__What is needed__. Print out each record below, unaltered and complete, without its images.

__Data listing__.
--------------------------------
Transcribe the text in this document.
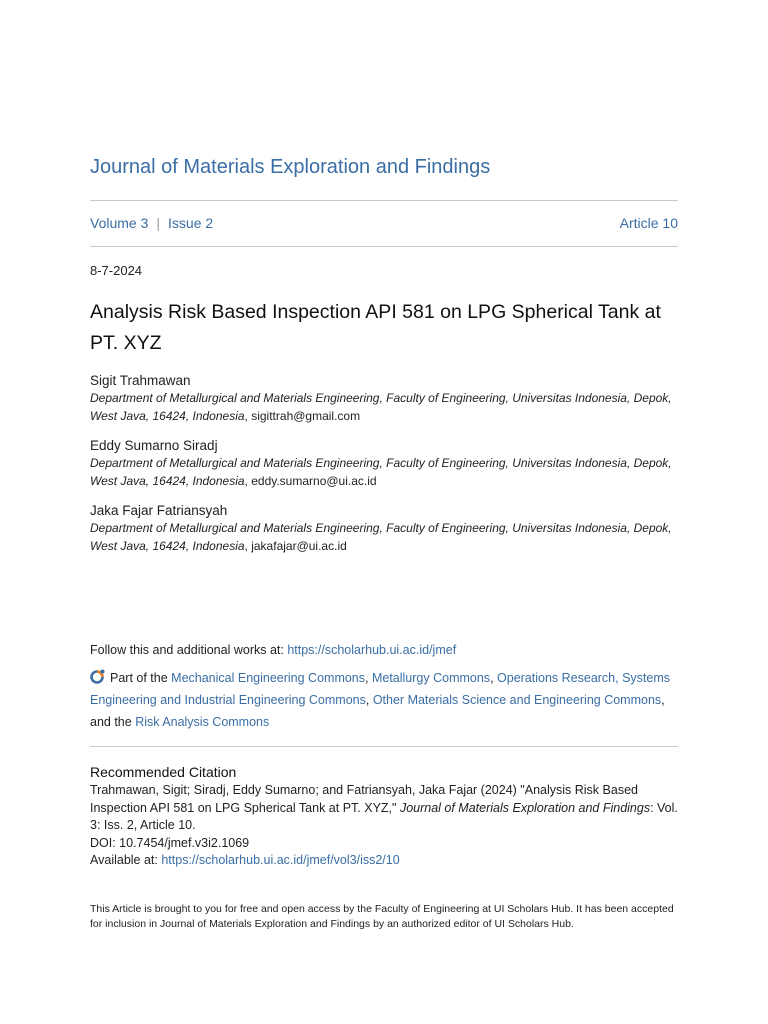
Journal of Materials Exploration and Findings
Volume 3 | Issue 2	Article 10
8-7-2024
Analysis Risk Based Inspection API 581 on LPG Spherical Tank at PT. XYZ
Sigit Trahmawan
Department of Metallurgical and Materials Engineering, Faculty of Engineering, Universitas Indonesia, Depok, West Java, 16424, Indonesia, sigittrah@gmail.com
Eddy Sumarno Siradj
Department of Metallurgical and Materials Engineering, Faculty of Engineering, Universitas Indonesia, Depok, West Java, 16424, Indonesia, eddy.sumarno@ui.ac.id
Jaka Fajar Fatriansyah
Department of Metallurgical and Materials Engineering, Faculty of Engineering, Universitas Indonesia, Depok, West Java, 16424, Indonesia, jakafajar@ui.ac.id
Follow this and additional works at: https://scholarhub.ui.ac.id/jmef
Part of the Mechanical Engineering Commons, Metallurgy Commons, Operations Research, Systems Engineering and Industrial Engineering Commons, Other Materials Science and Engineering Commons, and the Risk Analysis Commons
Recommended Citation
Trahmawan, Sigit; Siradj, Eddy Sumarno; and Fatriansyah, Jaka Fajar (2024) "Analysis Risk Based Inspection API 581 on LPG Spherical Tank at PT. XYZ," Journal of Materials Exploration and Findings: Vol. 3: Iss. 2, Article 10.
DOI: 10.7454/jmef.v3i2.1069
Available at: https://scholarhub.ui.ac.id/jmef/vol3/iss2/10
This Article is brought to you for free and open access by the Faculty of Engineering at UI Scholars Hub. It has been accepted for inclusion in Journal of Materials Exploration and Findings by an authorized editor of UI Scholars Hub.
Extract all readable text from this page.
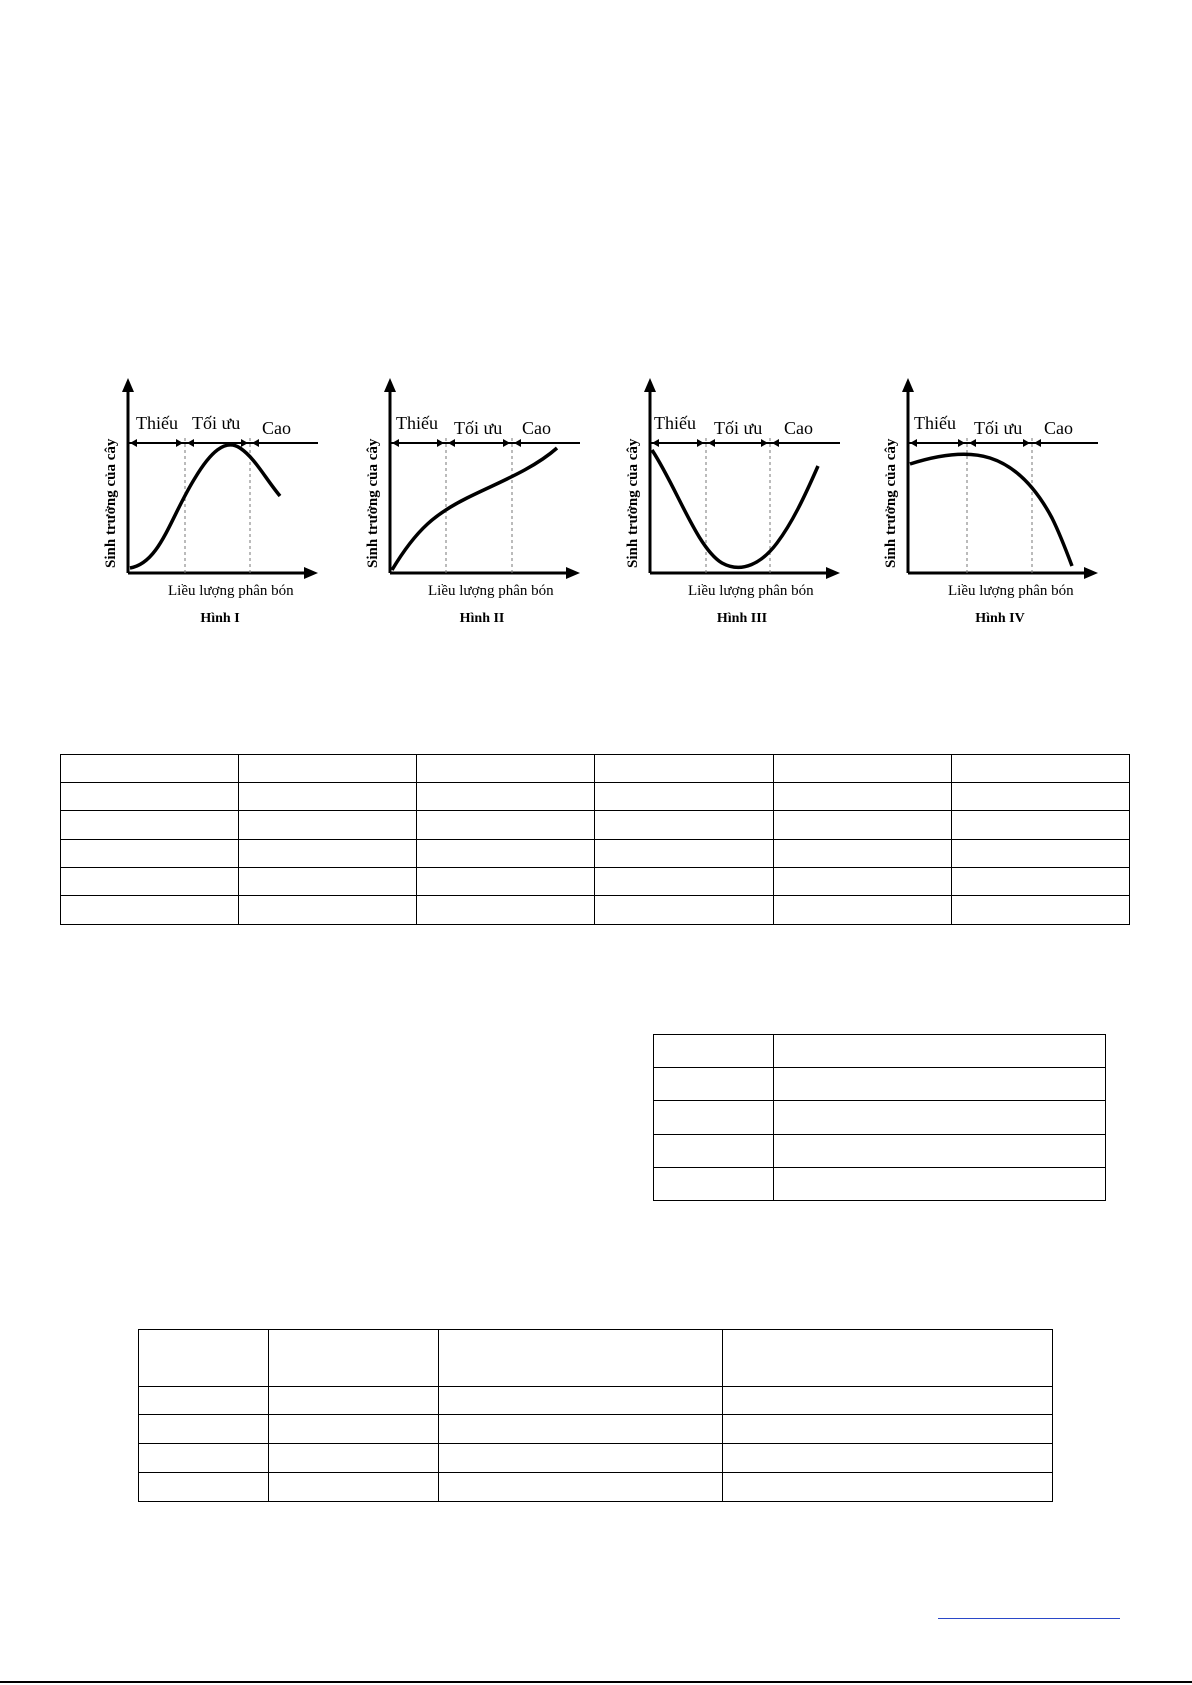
Thiếu Tối ưu Cao
Sinh trưởng của cây
Liều lượng phân bón
Hình I
Thiếu Tối ưu Cao
Sinh trưởng của cây
Liều lượng phân bón
Hình II
Thiếu Tối ưu Cao
Sinh trưởng của cây
Liều lượng phân bón
Hình III
Thiếu Tối ưu Cao
Sinh trưởng của cây
Liều lượng phân bón
Hình IV
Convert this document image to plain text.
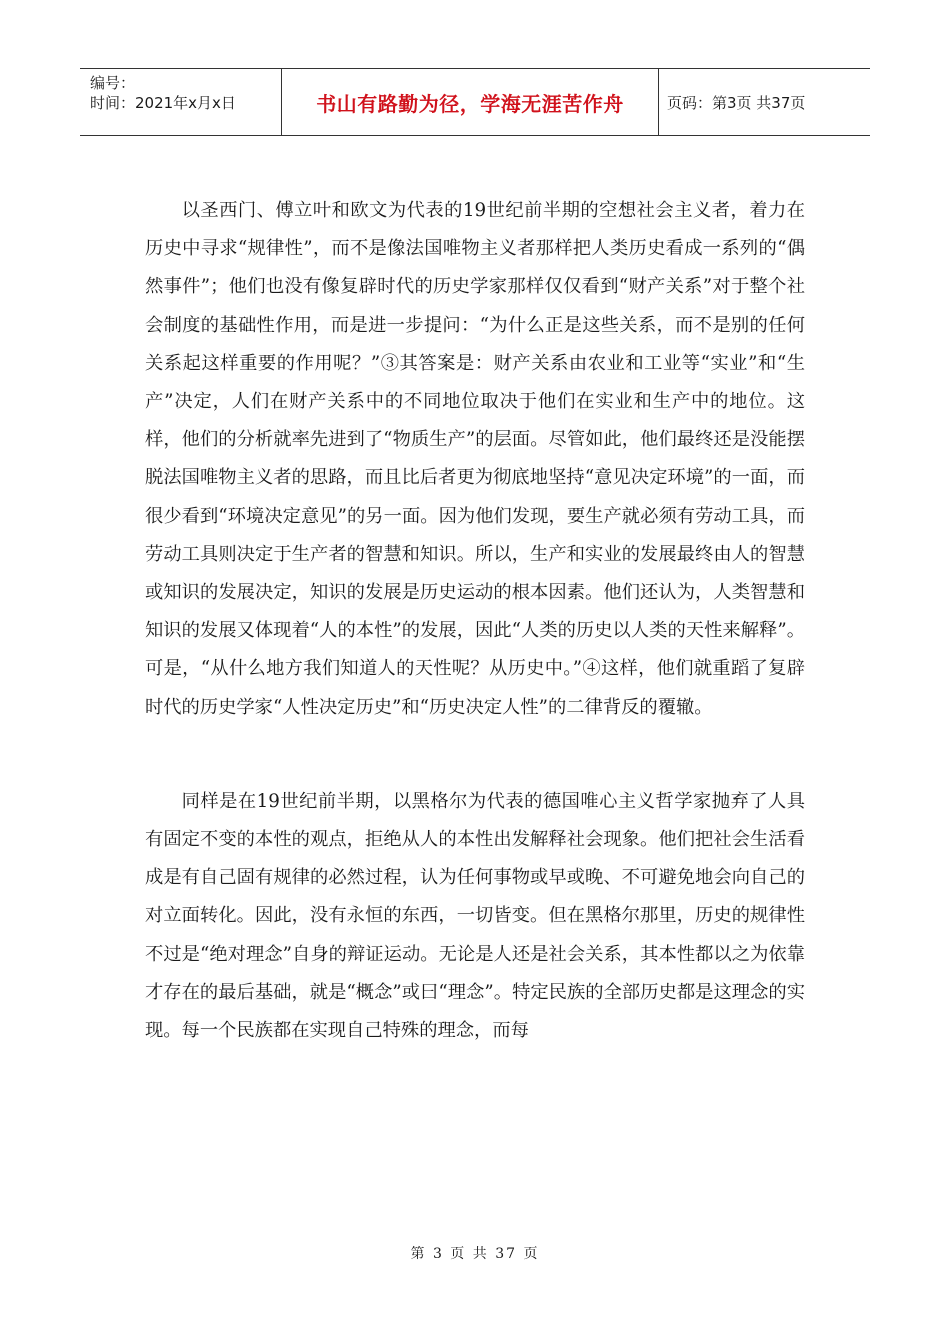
编号：
时间：2021年x月x日	书山有路勤为径，学海无涯苦作舟	页码：第3页 共37页

以圣西门、傅立叶和欧文为代表的19世纪前半期的空想社会主义者，着力在历史中寻求“规律性”，而不是像法国唯物主义者那样把人类历史看成一系列的“偶然事件”；他们也没有像复辟时代的历史学家那样仅仅看到“财产关系”对于整个社会制度的基础性作用，而是进一步提问：“为什么正是这些关系，而不是别的任何关系起这样重要的作用呢？”③其答案是：财产关系由农业和工业等“实业”和“生产”决定，人们在财产关系中的不同地位取决于他们在实业和生产中的地位。这样，他们的分析就率先进到了“物质生产”的层面。尽管如此，他们最终还是没能摆脱法国唯物主义者的思路，而且比后者更为彻底地坚持“意见决定环境”的一面，而很少看到“环境决定意见”的另一面。因为他们发现，要生产就必须有劳动工具，而劳动工具则决定于生产者的智慧和知识。所以，生产和实业的发展最终由人的智慧或知识的发展决定，知识的发展是历史运动的根本因素。他们还认为，人类智慧和知识的发展又体现着“人的本性”的发展，因此“人类的历史以人类的天性来解释”。可是，“从什么地方我们知道人的天性呢？从历史中。”④这样，他们就重蹈了复辟时代的历史学家“人性决定历史”和“历史决定人性”的二律背反的覆辙。

同样是在19世纪前半期，以黑格尔为代表的德国唯心主义哲学家抛弃了人具有固定不变的本性的观点，拒绝从人的本性出发解释社会现象。他们把社会生活看成是有自己固有规律的必然过程，认为任何事物或早或晚、不可避免地会向自己的对立面转化。因此，没有永恒的东西，一切皆变。但在黑格尔那里，历史的规律性不过是“绝对理念”自身的辩证运动。无论是人还是社会关系，其本性都以之为依靠才存在的最后基础，就是“概念”或曰“理念”。特定民族的全部历史都是这理念的实现。每一个民族都在实现自己特殊的理念，而每

第 3 页 共 37 页
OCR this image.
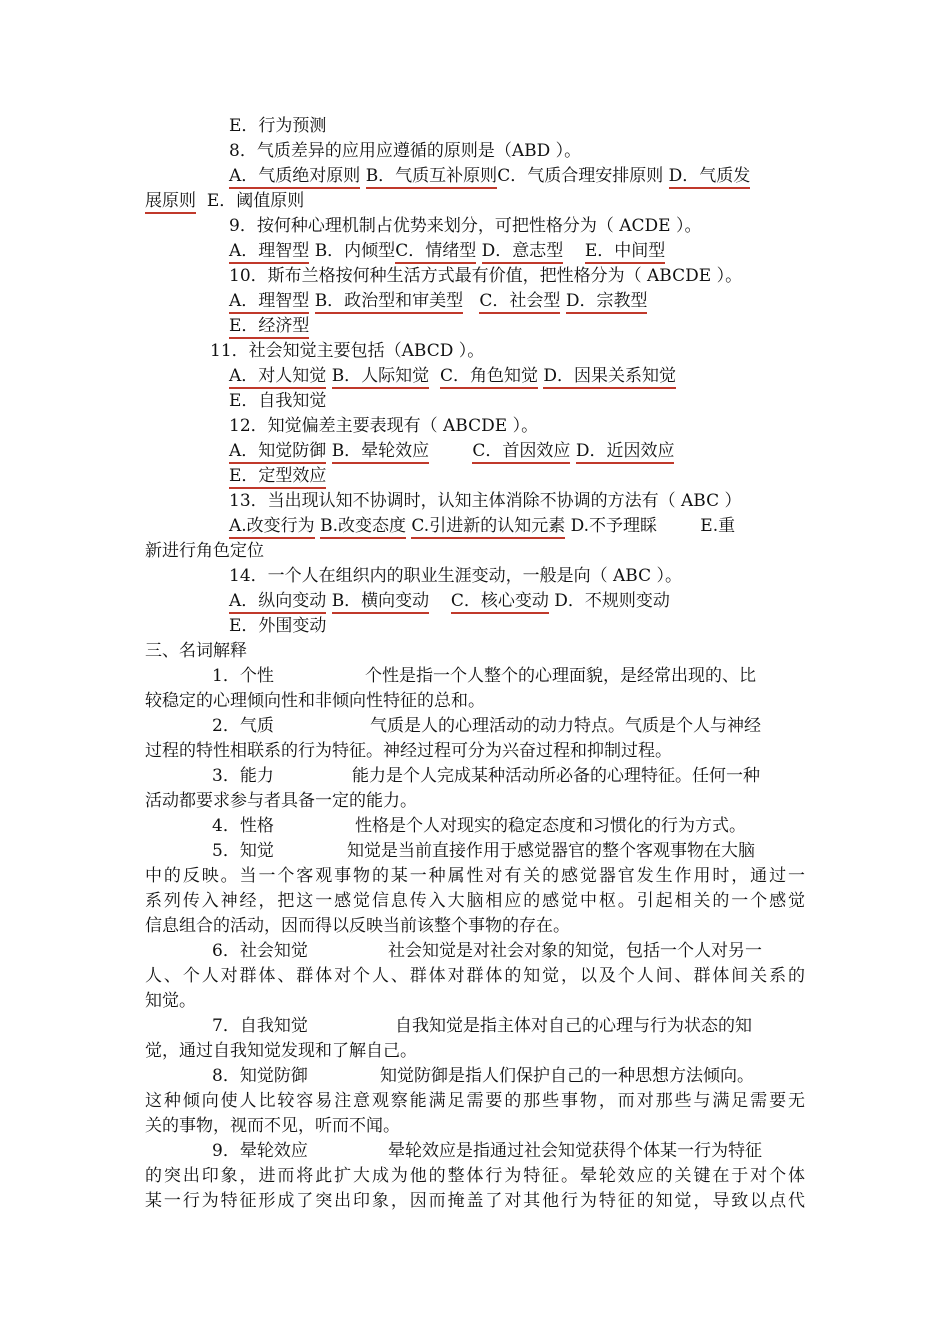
E．行为预测
8．气质差异的应用应遵循的原则是（ABD ）。
A．气质绝对原则 B．气质互补原则C．气质合理安排原则 D．气质发
展原则 E．阈值原则
9．按何种心理机制占优势来划分，可把性格分为（ ACDE ）。
A．理智型 B．内倾型C．情绪型 D．意志型 E．中间型
10．斯布兰格按何种生活方式最有价值，把性格分为（ ABCDE ）。
A．理智型 B．政治型和审美型 C．社会型 D．宗教型
E．经济型
11．社会知觉主要包括（ABCD ）。
A．对人知觉 B．人际知觉 C．角色知觉 D．因果关系知觉
E．自我知觉
12．知觉偏差主要表现有（ ABCDE ）。
A．知觉防御 B．晕轮效应	C．首因效应 D．近因效应
E．定型效应
13．当出现认知不协调时，认知主体消除不协调的方法有（ ABC ）
A.改变行为 B.改变态度 C.引进新的认知元素 D.不予理睬	E.重
新进行角色定位
14．一个人在组织内的职业生涯变动，一般是向（ ABC ）。
A．纵向变动 B．横向变动 C．核心变动 D．不规则变动
E．外围变动
三、名词解释
1．个性	个性是指一个人整个的心理面貌，是经常出现的、比
较稳定的心理倾向性和非倾向性特征的总和。
2．气质	气质是人的心理活动的动力特点。气质是个人与神经
过程的特性相联系的行为特征。神经过程可分为兴奋过程和抑制过程。
3．能力	能力是个人完成某种活动所必备的心理特征。任何一种
活动都要求参与者具备一定的能力。
4．性格	性格是个人对现实的稳定态度和习惯化的行为方式。
5．知觉	知觉是当前直接作用于感觉器官的整个客观事物在大脑
中的反映。当一个客观事物的某一种属性对有关的感觉器官发生作用时，通过一
系列传入神经，把这一感觉信息传入大脑相应的感觉中枢。引起相关的一个感觉
信息组合的活动，因而得以反映当前该整个事物的存在。
6．社会知觉	社会知觉是对社会对象的知觉，包括一个人对另一
人、个人对群体、群体对个人、群体对群体的知觉，以及个人间、群体间关系的
知觉。
7．自我知觉	自我知觉是指主体对自己的心理与行为状态的知
觉，通过自我知觉发现和了解自己。
8．知觉防御	知觉防御是指人们保护自己的一种思想方法倾向。
这种倾向使人比较容易注意观察能满足需要的那些事物，而对那些与满足需要无
关的事物，视而不见，听而不闻。
9．晕轮效应	晕轮效应是指通过社会知觉获得个体某一行为特征
的突出印象，进而将此扩大成为他的整体行为特征。晕轮效应的关键在于对个体
某一行为特征形成了突出印象，因而掩盖了对其他行为特征的知觉，导致以点代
--------------------------------
__Complete answer__.
Transcribe the text in this document.
Journal of Materials Exploration and Findings
Volume 3 | Issue 2	Article 10
8-7-2024
Analysis Risk Based Inspection API 581 on LPG Spherical Tank at PT. XYZ
Sigit Trahmawan
Department of Metallurgical and Materials Engineering, Faculty of Engineering, Universitas Indonesia, Depok, West Java, 16424, Indonesia, sigittrah@gmail.com
Eddy Sumarno Siradj
Department of Metallurgical and Materials Engineering, Faculty of Engineering, Universitas Indonesia, Depok, West Java, 16424, Indonesia, eddy.sumarno@ui.ac.id
Jaka Fajar Fatriansyah
Department of Metallurgical and Materials Engineering, Faculty of Engineering, Universitas Indonesia, Depok, West Java, 16424, Indonesia, jakafajar@ui.ac.id
Follow this and additional works at: https://scholarhub.ui.ac.id/jmef
Part of the Mechanical Engineering Commons, Metallurgy Commons, Operations Research, Systems Engineering and Industrial Engineering Commons, Other Materials Science and Engineering Commons, and the Risk Analysis Commons
Recommended Citation
Trahmawan, Sigit; Siradj, Eddy Sumarno; and Fatriansyah, Jaka Fajar (2024) "Analysis Risk Based Inspection API 581 on LPG Spherical Tank at PT. XYZ," Journal of Materials Exploration and Findings: Vol. 3: Iss. 2, Article 10.
DOI: 10.7454/jmef.v3i2.1069
Available at: https://scholarhub.ui.ac.id/jmef/vol3/iss2/10
This Article is brought to you for free and open access by the Faculty of Engineering at UI Scholars Hub. It has been accepted for inclusion in Journal of Materials Exploration and Findings by an authorized editor of UI Scholars Hub.
Extract all readable text from this page.
Thiếu Tối ưu Cao
Sinh trưởng của cây
Liều lượng phân bón
Hình I
Thiếu Tối ưu Cao
Sinh trưởng của cây
Liều lượng phân bón
Hình II
Thiếu Tối ưu Cao
Sinh trưởng của cây
Liều lượng phân bón
Hình III
Thiếu Tối ưu Cao
Sinh trưởng của cây
Liều lượng phân bón
Hình IV
Convert this document image to plain text.
编号：
时间：2021年x月x日	书山有路勤为径，学海无涯苦作舟	页码：第3页 共37页

以圣西门、傅立叶和欧文为代表的19世纪前半期的空想社会主义者，着力在历史中寻求“规律性”，而不是像法国唯物主义者那样把人类历史看成一系列的“偶然事件”；他们也没有像复辟时代的历史学家那样仅仅看到“财产关系”对于整个社会制度的基础性作用，而是进一步提问：“为什么正是这些关系，而不是别的任何关系起这样重要的作用呢？”③其答案是：财产关系由农业和工业等“实业”和“生产”决定，人们在财产关系中的不同地位取决于他们在实业和生产中的地位。这样，他们的分析就率先进到了“物质生产”的层面。尽管如此，他们最终还是没能摆脱法国唯物主义者的思路，而且比后者更为彻底地坚持“意见决定环境”的一面，而很少看到“环境决定意见”的另一面。因为他们发现，要生产就必须有劳动工具，而劳动工具则决定于生产者的智慧和知识。所以，生产和实业的发展最终由人的智慧或知识的发展决定，知识的发展是历史运动的根本因素。他们还认为，人类智慧和知识的发展又体现着“人的本性”的发展，因此“人类的历史以人类的天性来解释”。可是，“从什么地方我们知道人的天性呢？从历史中。”④这样，他们就重蹈了复辟时代的历史学家“人性决定历史”和“历史决定人性”的二律背反的覆辙。

同样是在19世纪前半期，以黑格尔为代表的德国唯心主义哲学家抛弃了人具有固定不变的本性的观点，拒绝从人的本性出发解释社会现象。他们把社会生活看成是有自己固有规律的必然过程，认为任何事物或早或晚、不可避免地会向自己的对立面转化。因此，没有永恒的东西，一切皆变。但在黑格尔那里，历史的规律性不过是“绝对理念”自身的辩证运动。无论是人还是社会关系，其本性都以之为依靠才存在的最后基础，就是“概念”或曰“理念”。特定民族的全部历史都是这理念的实现。每一个民族都在实现自己特殊的理念，而每

第 3 页 共 37 页
OCR this image.
E．行为预测
8．气质差异的应用应遵循的原则是（ABD ）。
A．气质绝对原则 B．气质互补原则C．气质合理安排原则 D．气质发
展原则 E．阈值原则
9．按何种心理机制占优势来划分，可把性格分为（ ACDE ）。
A．理智型 B．内倾型C．情绪型 D．意志型 E．中间型
10．斯布兰格按何种生活方式最有价值，把性格分为（ ABCDE ）。
A．理智型 B．政治型和审美型 C．社会型 D．宗教型
E．经济型
11．社会知觉主要包括（ABCD ）。
A．对人知觉 B．人际知觉 C．角色知觉 D．因果关系知觉
E．自我知觉
12．知觉偏差主要表现有（ ABCDE ）。
A．知觉防御 B．晕轮效应	C．首因效应 D．近因效应
E．定型效应
13．当出现认知不协调时，认知主体消除不协调的方法有（ ABC ）
A.改变行为 B.改变态度 C.引进新的认知元素 D.不予理睬	E.重
新进行角色定位
14．一个人在组织内的职业生涯变动，一般是向（ ABC ）。
A．纵向变动 B．横向变动 C．核心变动 D．不规则变动
E．外围变动
三、名词解释
1．个性	个性是指一个人整个的心理面貌，是经常出现的、比
较稳定的心理倾向性和非倾向性特征的总和。
2．气质	气质是人的心理活动的动力特点。气质是个人与神经
过程的特性相联系的行为特征。神经过程可分为兴奋过程和抑制过程。
3．能力	能力是个人完成某种活动所必备的心理特征。任何一种
活动都要求参与者具备一定的能力。
4．性格	性格是个人对现实的稳定态度和习惯化的行为方式。
5．知觉	知觉是当前直接作用于感觉器官的整个客观事物在大脑
中的反映。当一个客观事物的某一种属性对有关的感觉器官发生作用时，通过一
系列传入神经，把这一感觉信息传入大脑相应的感觉中枢。引起相关的一个感觉
信息组合的活动，因而得以反映当前该整个事物的存在。
6．社会知觉	社会知觉是对社会对象的知觉，包括一个人对另一
人、个人对群体、群体对个人、群体对群体的知觉，以及个人间、群体间关系的
知觉。
7．自我知觉	自我知觉是指主体对自己的心理与行为状态的知
觉，通过自我知觉发现和了解自己。
8．知觉防御	知觉防御是指人们保护自己的一种思想方法倾向。
这种倾向使人比较容易注意观察能满足需要的那些事物，而对那些与满足需要无
关的事物，视而不见，听而不闻。
9．晕轮效应	晕轮效应是指通过社会知觉获得个体某一行为特征
的突出印象，进而将此扩大成为他的整体行为特征。晕轮效应的关键在于对个体
某一行为特征形成了突出印象，因而掩盖了对其他行为特征的知觉，导致以点代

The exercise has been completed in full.